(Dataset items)
=-=-=-=-=

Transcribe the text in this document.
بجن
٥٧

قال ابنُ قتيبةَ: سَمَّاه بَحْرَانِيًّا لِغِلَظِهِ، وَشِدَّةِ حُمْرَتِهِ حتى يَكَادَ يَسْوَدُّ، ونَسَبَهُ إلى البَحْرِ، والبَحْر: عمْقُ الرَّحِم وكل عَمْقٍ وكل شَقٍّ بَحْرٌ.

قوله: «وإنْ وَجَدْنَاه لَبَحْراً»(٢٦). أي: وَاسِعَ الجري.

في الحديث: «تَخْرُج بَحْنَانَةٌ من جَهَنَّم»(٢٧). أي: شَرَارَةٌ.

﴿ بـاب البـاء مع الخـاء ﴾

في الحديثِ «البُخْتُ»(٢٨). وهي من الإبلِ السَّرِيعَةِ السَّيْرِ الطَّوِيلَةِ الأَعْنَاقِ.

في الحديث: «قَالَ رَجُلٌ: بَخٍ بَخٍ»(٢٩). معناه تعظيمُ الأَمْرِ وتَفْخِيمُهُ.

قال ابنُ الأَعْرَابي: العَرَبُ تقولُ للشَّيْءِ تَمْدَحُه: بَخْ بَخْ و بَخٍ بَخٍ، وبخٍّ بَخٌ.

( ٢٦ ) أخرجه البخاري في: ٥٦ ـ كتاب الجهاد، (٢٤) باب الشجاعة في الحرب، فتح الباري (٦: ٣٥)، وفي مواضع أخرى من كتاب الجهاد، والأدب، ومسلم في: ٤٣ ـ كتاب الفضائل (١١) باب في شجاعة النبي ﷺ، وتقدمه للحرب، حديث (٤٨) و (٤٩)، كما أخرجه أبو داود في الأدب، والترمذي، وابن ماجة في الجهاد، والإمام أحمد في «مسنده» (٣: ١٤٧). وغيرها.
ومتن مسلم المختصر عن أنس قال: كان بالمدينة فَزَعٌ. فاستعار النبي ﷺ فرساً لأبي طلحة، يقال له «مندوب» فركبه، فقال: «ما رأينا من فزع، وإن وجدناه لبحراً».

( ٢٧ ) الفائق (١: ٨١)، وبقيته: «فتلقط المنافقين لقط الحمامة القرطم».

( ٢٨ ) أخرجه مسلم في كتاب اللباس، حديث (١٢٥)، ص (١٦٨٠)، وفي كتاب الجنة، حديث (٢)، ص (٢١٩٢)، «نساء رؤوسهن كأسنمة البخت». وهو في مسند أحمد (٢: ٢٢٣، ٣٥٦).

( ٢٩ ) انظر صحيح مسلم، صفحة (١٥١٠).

=-=-=-=-=

In the records above, how many lines include the string "الحديث"? Answer with only the number.

3